## Begin Given data

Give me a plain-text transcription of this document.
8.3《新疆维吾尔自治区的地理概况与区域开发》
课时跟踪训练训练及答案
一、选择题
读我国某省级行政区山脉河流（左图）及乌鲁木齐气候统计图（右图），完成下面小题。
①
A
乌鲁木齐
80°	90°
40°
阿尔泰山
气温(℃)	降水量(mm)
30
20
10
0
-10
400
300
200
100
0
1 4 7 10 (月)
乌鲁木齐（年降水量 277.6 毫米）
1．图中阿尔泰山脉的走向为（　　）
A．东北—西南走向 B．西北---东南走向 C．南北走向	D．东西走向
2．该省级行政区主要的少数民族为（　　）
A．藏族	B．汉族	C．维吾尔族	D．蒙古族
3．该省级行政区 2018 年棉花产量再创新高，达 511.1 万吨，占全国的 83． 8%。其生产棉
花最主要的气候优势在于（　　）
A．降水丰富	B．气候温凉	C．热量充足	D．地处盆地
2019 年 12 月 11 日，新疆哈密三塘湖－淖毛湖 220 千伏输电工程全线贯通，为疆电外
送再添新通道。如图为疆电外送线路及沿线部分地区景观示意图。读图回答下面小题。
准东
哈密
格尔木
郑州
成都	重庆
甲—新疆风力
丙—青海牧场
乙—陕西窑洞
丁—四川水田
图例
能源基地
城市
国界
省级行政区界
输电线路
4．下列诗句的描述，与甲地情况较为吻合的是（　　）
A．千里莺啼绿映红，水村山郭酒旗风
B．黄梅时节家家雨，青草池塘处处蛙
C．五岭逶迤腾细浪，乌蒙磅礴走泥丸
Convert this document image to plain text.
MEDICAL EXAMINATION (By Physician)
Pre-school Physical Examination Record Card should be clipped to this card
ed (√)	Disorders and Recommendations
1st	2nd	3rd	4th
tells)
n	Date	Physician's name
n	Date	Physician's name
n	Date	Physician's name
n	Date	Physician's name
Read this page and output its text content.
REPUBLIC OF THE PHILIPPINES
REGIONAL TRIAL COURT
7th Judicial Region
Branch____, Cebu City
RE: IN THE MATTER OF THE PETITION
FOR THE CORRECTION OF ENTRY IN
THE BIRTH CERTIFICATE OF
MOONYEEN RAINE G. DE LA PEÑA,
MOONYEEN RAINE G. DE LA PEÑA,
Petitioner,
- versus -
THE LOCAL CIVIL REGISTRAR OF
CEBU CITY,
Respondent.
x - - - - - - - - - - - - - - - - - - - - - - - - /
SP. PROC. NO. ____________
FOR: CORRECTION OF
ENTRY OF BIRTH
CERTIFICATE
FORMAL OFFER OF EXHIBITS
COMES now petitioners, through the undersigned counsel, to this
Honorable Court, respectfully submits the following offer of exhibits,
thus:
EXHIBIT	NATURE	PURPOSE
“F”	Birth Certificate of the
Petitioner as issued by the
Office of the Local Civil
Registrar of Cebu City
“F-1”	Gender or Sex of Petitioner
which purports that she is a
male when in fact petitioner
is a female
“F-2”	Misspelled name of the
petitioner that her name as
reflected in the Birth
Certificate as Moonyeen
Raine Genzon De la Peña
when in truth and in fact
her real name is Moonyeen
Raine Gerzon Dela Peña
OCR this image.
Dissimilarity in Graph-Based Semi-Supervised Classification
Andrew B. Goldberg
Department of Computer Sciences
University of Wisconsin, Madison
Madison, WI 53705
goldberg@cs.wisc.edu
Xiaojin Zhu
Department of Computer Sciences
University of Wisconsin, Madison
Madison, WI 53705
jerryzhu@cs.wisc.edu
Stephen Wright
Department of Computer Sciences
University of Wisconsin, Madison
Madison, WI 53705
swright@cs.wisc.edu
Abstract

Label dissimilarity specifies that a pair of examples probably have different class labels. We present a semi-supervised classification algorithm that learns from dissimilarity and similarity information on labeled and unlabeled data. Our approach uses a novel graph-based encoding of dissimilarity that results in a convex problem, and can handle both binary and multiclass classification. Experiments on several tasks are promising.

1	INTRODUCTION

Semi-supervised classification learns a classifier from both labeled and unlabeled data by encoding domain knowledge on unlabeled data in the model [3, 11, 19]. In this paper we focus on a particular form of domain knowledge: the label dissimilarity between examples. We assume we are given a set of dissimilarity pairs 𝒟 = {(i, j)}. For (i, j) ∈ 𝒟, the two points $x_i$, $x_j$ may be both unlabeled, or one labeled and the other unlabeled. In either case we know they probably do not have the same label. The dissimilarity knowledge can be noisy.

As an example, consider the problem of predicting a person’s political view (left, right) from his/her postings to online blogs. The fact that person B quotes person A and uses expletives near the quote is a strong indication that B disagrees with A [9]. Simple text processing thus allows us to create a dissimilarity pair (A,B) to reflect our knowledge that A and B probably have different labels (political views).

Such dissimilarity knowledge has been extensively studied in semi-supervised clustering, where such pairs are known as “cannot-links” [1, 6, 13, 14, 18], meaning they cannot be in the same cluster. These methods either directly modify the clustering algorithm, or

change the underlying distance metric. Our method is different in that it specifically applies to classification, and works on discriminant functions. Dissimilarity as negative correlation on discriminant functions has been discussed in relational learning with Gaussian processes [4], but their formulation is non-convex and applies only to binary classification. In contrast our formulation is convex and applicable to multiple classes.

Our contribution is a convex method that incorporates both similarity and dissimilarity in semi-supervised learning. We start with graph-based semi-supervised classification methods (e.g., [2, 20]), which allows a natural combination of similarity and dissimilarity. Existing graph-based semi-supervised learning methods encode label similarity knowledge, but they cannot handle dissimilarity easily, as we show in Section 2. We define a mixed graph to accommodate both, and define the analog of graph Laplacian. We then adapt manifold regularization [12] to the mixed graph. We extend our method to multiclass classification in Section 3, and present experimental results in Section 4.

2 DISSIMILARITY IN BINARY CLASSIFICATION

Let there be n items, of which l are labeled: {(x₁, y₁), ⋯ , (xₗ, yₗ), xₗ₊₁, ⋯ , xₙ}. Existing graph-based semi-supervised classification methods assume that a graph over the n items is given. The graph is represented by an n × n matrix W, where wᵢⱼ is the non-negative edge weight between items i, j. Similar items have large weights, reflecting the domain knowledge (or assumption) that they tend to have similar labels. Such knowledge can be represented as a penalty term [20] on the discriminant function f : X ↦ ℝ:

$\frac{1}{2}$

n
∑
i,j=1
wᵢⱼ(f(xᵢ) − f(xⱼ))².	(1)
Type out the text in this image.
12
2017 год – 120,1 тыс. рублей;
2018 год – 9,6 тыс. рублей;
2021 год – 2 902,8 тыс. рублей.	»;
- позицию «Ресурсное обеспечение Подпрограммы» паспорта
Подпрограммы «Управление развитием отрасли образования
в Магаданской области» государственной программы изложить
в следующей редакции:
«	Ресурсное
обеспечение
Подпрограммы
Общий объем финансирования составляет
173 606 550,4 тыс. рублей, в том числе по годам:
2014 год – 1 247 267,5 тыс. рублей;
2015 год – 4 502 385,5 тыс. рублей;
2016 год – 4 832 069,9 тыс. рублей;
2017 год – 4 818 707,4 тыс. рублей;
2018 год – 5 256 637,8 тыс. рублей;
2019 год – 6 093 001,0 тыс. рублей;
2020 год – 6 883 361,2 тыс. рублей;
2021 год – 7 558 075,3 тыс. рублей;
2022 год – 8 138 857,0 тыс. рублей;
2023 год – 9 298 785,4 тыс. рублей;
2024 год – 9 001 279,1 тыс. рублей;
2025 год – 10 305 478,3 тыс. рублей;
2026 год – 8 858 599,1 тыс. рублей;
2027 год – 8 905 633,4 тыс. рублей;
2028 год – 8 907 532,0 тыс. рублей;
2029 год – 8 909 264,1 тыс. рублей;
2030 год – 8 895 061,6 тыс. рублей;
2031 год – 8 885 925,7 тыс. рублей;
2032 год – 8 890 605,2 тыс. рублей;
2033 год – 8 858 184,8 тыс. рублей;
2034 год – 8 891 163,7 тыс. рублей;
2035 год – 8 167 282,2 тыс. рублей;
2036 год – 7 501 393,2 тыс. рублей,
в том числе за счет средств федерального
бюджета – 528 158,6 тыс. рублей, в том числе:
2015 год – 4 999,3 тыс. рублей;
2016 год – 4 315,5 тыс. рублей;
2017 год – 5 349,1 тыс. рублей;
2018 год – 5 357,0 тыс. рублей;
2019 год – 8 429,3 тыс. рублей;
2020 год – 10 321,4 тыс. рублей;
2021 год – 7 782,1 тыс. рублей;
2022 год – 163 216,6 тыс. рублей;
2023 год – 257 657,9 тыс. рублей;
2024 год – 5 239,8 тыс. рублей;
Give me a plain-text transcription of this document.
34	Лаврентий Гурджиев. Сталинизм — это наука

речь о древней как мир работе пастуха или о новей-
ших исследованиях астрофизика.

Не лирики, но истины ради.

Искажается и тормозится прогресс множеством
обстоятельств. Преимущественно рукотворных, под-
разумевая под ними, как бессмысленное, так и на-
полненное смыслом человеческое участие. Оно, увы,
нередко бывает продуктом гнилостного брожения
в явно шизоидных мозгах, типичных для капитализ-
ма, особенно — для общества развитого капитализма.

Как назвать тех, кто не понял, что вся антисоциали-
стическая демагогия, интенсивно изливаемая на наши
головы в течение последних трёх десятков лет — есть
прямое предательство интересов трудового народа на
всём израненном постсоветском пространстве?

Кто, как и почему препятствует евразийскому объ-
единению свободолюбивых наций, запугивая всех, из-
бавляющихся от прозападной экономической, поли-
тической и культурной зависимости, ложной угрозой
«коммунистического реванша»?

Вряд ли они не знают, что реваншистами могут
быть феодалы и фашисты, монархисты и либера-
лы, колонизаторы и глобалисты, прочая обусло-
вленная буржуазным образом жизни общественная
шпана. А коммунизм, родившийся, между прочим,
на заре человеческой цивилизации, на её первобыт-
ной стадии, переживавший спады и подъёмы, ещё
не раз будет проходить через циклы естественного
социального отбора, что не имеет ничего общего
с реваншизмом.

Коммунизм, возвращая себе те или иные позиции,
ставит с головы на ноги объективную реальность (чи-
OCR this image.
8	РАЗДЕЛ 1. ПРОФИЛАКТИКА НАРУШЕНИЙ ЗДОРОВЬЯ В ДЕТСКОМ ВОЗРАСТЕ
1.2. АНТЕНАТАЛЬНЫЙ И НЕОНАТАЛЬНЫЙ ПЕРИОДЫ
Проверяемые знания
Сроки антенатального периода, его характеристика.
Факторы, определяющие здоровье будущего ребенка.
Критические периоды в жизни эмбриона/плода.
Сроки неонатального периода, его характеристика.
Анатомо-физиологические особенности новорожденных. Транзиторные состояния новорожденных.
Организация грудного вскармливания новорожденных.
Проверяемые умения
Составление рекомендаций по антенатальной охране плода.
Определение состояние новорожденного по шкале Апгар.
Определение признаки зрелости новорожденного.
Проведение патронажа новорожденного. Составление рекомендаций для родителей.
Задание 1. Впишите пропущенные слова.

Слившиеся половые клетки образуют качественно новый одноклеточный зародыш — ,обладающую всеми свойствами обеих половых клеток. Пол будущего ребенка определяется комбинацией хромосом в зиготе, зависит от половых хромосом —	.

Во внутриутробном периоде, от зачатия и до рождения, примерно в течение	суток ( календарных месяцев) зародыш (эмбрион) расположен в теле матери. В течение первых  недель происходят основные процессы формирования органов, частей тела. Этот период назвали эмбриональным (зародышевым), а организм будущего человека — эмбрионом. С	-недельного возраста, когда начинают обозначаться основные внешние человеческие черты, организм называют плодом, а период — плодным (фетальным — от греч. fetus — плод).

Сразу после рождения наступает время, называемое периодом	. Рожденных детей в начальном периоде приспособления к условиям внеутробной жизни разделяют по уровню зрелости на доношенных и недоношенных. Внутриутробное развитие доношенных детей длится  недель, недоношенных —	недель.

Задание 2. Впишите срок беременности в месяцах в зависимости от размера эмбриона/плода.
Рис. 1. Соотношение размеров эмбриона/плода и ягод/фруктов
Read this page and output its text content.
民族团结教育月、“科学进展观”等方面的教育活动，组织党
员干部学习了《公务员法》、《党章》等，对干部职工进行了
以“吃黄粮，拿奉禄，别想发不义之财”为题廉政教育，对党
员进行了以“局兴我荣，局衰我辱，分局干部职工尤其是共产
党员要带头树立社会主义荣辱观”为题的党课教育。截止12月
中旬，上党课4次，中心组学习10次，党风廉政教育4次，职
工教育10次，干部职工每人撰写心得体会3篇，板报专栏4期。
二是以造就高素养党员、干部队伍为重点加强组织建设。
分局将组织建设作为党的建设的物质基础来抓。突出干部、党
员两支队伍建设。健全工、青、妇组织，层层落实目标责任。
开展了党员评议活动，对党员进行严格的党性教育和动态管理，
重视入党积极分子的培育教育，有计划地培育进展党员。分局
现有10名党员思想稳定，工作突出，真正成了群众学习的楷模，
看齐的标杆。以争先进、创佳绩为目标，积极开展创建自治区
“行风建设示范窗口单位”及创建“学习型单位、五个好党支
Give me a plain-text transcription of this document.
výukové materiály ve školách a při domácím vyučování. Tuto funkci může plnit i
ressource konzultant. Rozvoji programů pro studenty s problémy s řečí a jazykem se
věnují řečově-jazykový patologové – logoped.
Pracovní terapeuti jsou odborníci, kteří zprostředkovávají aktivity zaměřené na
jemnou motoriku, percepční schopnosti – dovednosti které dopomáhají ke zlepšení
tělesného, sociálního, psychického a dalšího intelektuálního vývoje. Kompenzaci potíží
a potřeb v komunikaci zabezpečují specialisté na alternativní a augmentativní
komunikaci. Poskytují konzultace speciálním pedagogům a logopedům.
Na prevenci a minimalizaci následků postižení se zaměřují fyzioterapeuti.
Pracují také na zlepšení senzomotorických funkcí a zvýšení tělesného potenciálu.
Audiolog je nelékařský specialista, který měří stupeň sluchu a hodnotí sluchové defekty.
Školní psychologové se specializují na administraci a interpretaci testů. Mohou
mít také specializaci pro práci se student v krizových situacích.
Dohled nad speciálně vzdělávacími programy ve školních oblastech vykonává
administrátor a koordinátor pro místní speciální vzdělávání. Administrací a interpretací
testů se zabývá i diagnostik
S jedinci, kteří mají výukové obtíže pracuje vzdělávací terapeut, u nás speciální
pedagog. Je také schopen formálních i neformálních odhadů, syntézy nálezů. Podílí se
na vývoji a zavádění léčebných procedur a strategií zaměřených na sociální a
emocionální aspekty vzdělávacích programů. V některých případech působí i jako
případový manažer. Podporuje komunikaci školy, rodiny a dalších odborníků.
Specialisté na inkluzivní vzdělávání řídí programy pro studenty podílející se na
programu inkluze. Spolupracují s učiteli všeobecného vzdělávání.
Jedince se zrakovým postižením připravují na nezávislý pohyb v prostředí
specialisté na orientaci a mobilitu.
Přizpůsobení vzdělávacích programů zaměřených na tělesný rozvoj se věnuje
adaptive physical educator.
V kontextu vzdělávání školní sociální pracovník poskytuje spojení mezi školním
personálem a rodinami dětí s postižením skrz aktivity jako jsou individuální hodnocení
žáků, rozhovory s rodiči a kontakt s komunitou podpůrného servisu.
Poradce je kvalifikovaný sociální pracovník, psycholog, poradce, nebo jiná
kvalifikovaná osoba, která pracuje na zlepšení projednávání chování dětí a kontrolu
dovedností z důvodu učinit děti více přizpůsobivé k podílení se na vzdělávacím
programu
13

## End Given data

■ What you need to do: Using the listing above, state the number of lines that hold "числе", with no other text.

■ Problem solution: 3